■ **Quoted passage**:

# # # # #

Slide 24 of 125
McDonnell-Douglas (McDAC) decided not to pursue the Langley HL-10 design any further and
instead proposed a number of comparatively low-cost straight wing orbiter designs. Pictured
here is the company's “drawbridge wing” shuttle orbiter from late 1969. It would have reentered
with folded wings for high-crossrange (>2800km) military missions. The crossrange with
extended wings would have been only 400km but the reentry heat loads also would be less severe.
The gross liftoff weight of this system was 1,587.5t and McDonnell-Douglas estimated it would
cost $6.5 billion to develop in 1969 dollars (=$29.5B at 1999 rates).
McDAC 'drawbridge' orbiter rendezvouses with 12-man space station. In early 1970, the
space station was still regarded as NASA's next flagship project. E.g. McDonnell-Douglas was spending
$2.9 million on a very detailed space station study vs. only $0.25 million on space shuttle
trade studies. The roles were reversed in May 1970 when the Phase B space station contract ended
and the project was postponed into the 1980s.
Besides the primary drawbridge shuttle concept, McDonnell-Douglas proposed a smaller alternative
orbiter design derived from the 1968 ILRV concept. Its
4.57 * 18.3-meter cargo bay would contain a small propellant tank on some missions (bottom). It
could then be capable of deploying 9,072-kilogram 7.3 meter long payloads in a fully reusable
mode. 22,680-kilogram payloads occupying the entire cargo bay could still be launched if
expendable external drop tanks were used (top). The empty tanks could be returned to Earth
inside the cargo bay on some missions, or alternatively be discarded. This system actually
would have been only marginally more expensive to operate ($4-5.5M/flight vs. $3.5-4.5 million
for the drawbridge orbiter concept). The specific launch cost would be less, since the drop-tank
orbiter would carry a significantly larger payload than the drawbridge version.

# # # # #

■ **Data section**:
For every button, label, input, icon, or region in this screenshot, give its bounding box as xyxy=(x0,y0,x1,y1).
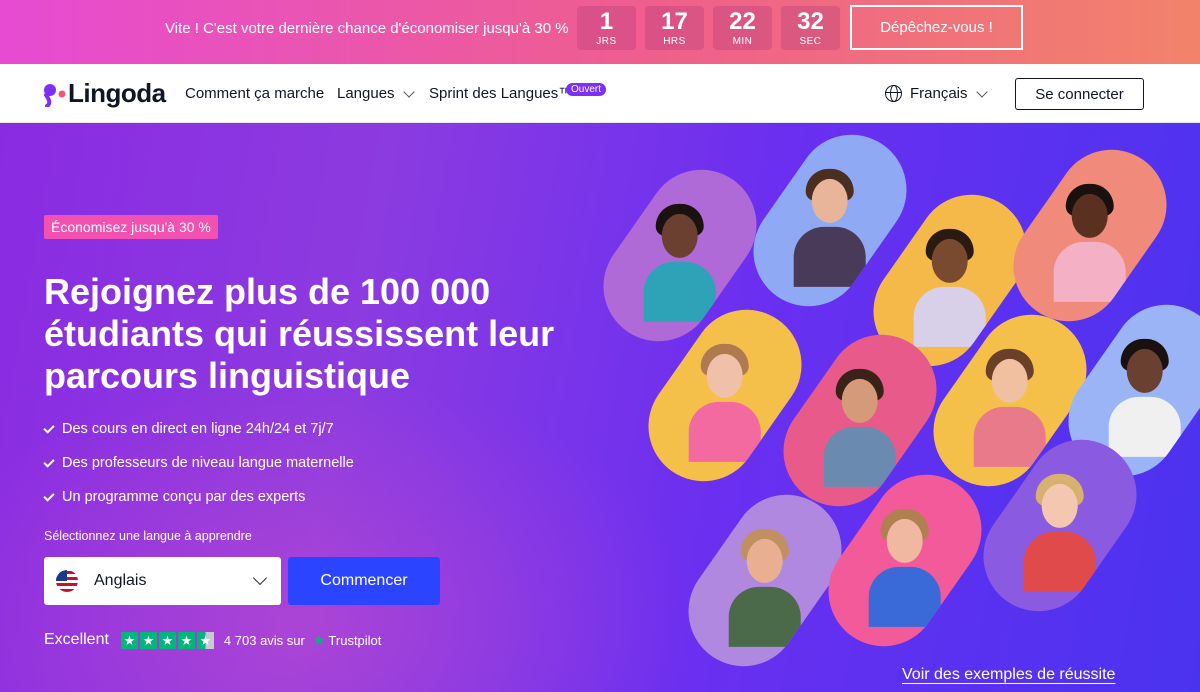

# # # # #

■ **To be done**:
Answer these questions from the text on McDonnell-Douglas shuttle designs:
1. What crossrange would the drawbridge wing orbiter have had with extended wings?
2. In what month and year did the Phase B space station contract end?
3. What was the per-flight operating cost given for the smaller drop-tank orbiter?

■ **Solution for this exercise**:
1. 400 km
2. May 1970
3. $4–5.5 million per flight